Set exercise:
All records below must be retyped exactly.
---- Dataset entries
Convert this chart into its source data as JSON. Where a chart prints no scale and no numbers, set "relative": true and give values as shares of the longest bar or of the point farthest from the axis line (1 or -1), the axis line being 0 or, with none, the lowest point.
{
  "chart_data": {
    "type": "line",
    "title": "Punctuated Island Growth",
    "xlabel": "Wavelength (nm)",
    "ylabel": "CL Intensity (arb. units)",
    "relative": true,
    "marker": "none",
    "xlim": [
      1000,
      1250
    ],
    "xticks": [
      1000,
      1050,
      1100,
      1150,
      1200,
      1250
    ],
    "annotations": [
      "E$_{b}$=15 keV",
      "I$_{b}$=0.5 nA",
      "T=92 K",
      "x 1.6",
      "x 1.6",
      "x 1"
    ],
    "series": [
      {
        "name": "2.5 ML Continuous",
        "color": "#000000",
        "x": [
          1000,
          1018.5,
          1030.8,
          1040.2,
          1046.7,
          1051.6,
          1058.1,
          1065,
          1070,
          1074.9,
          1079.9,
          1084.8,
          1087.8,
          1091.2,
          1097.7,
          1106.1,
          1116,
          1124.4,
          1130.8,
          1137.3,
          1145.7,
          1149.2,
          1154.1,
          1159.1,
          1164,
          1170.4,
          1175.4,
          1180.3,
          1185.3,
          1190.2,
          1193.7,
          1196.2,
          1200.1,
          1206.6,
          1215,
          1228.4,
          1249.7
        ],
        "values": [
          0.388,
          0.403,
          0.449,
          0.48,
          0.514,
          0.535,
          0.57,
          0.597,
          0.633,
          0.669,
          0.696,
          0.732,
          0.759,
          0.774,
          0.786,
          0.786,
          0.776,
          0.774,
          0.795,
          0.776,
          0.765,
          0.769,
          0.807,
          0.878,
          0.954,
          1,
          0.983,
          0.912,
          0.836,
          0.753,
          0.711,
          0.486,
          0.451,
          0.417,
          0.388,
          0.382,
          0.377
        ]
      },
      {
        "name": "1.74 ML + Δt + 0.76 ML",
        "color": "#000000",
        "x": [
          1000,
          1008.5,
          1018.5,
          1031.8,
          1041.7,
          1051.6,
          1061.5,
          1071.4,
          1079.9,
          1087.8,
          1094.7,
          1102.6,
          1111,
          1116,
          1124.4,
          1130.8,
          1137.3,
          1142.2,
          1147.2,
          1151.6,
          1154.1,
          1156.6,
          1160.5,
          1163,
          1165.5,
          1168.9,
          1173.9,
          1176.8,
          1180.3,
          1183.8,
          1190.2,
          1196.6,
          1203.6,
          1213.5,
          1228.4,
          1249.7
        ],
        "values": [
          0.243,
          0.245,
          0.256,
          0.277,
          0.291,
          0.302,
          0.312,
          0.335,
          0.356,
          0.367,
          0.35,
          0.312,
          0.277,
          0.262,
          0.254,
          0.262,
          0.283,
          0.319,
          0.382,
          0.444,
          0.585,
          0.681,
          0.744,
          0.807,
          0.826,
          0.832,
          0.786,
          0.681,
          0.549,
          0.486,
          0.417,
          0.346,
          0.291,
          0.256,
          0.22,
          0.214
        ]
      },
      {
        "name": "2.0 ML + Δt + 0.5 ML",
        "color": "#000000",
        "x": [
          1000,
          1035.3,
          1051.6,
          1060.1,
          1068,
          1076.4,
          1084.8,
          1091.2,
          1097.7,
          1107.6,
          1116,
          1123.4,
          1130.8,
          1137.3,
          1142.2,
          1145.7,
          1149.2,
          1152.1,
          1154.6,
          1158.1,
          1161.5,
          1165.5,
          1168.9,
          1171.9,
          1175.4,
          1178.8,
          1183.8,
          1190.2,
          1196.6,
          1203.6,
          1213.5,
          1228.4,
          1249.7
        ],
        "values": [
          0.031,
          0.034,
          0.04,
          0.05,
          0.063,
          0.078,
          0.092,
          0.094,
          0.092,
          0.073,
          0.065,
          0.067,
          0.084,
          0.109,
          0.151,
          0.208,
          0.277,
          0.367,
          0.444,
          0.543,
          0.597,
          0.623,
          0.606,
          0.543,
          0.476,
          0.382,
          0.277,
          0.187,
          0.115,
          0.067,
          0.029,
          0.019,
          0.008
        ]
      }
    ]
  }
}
--------
Answer to this exercise:
Convert this chart into its source data as JSON. Where a chart prints no scale and no numbers, set "relative": true and give values as shares of the longest bar or of the point farthest from the axis line (1 or -1), the axis line being 0 or, with none, the lowest point.
{
  "chart_data": {
    "type": "line",
    "title": "Punctuated Island Growth",
    "xlabel": "Wavelength (nm)",
    "ylabel": "CL Intensity (arb. units)",
    "relative": true,
    "marker": "none",
    "xlim": [
      1000,
      1250
    ],
    "xticks": [
      1000,
      1050,
      1100,
      1150,
      1200,
      1250
    ],
    "annotations": [
      "E$_{b}$=15 keV",
      "I$_{b}$=0.5 nA",
      "T=92 K",
      "x 1.6",
      "x 1.6",
      "x 1"
    ],
    "series": [
      {
        "name": "2.5 ML Continuous",
        "color": "#000000",
        "x": [
          1000,
          1018.5,
          1030.8,
          1040.2,
          1046.7,
          1051.6,
          1058.1,
          1065,
          1070,
          1074.9,
          1079.9,
          1084.8,
          1087.8,
          1091.2,
          1097.7,
          1106.1,
          1116,
          1124.4,
          1130.8,
          1137.3,
          1145.7,
          1149.2,
          1154.1,
          1159.1,
          1164,
          1170.4,
          1175.4,
          1180.3,
          1185.3,
          1190.2,
          1193.7,
          1196.2,
          1200.1,
          1206.6,
          1215,
          1228.4,
          1249.7
        ],
        "values": [
          0.388,
          0.403,
          0.449,
          0.48,
          0.514,
          0.535,
          0.57,
          0.597,
          0.633,
          0.669,
          0.696,
          0.732,
          0.759,
          0.774,
          0.786,
          0.786,
          0.776,
          0.774,
          0.795,
          0.776,
          0.765,
          0.769,
          0.807,
          0.878,
          0.954,
          1,
          0.983,
          0.912,
          0.836,
          0.753,
          0.711,
          0.486,
          0.451,
          0.417,
          0.388,
          0.382,
          0.377
        ]
      },
      {
        "name": "1.74 ML + Δt + 0.76 ML",
        "color": "#000000",
        "x": [
          1000,
          1008.5,
          1018.5,
          1031.8,
          1041.7,
          1051.6,
          1061.5,
          1071.4,
          1079.9,
          1087.8,
          1094.7,
          1102.6,
          1111,
          1116,
          1124.4,
          1130.8,
          1137.3,
          1142.2,
          1147.2,
          1151.6,
          1154.1,
          1156.6,
          1160.5,
          1163,
          1165.5,
          1168.9,
          1173.9,
          1176.8,
          1180.3,
          1183.8,
          1190.2,
          1196.6,
          1203.6,
          1213.5,
          1228.4,
          1249.7
        ],
        "values": [
          0.243,
          0.245,
          0.256,
          0.277,
          0.291,
          0.302,
          0.312,
          0.335,
          0.356,
          0.367,
          0.35,
          0.312,
          0.277,
          0.262,
          0.254,
          0.262,
          0.283,
          0.319,
          0.382,
          0.444,
          0.585,
          0.681,
          0.744,
          0.807,
          0.826,
          0.832,
          0.786,
          0.681,
          0.549,
          0.486,
          0.417,
          0.346,
          0.291,
          0.256,
          0.22,
          0.214
        ]
      },
      {
        "name": "2.0 ML + Δt + 0.5 ML",
        "color": "#000000",
        "x": [
          1000,
          1035.3,
          1051.6,
          1060.1,
          1068,
          1076.4,
          1084.8,
          1091.2,
          1097.7,
          1107.6,
          1116,
          1123.4,
          1130.8,
          1137.3,
          1142.2,
          1145.7,
          1149.2,
          1152.1,
          1154.6,
          1158.1,
          1161.5,
          1165.5,
          1168.9,
          1171.9,
          1175.4,
          1178.8,
          1183.8,
          1190.2,
          1196.6,
          1203.6,
          1213.5,
          1228.4,
          1249.7
        ],
        "values": [
          0.031,
          0.034,
          0.04,
          0.05,
          0.063,
          0.078,
          0.092,
          0.094,
          0.092,
          0.073,
          0.065,
          0.067,
          0.084,
          0.109,
          0.151,
          0.208,
          0.277,
          0.367,
          0.444,
          0.543,
          0.597,
          0.623,
          0.606,
          0.543,
          0.476,
          0.382,
          0.277,
          0.187,
          0.115,
          0.067,
          0.029,
          0.019,
          0.008
        ]
      }
    ]
  }
}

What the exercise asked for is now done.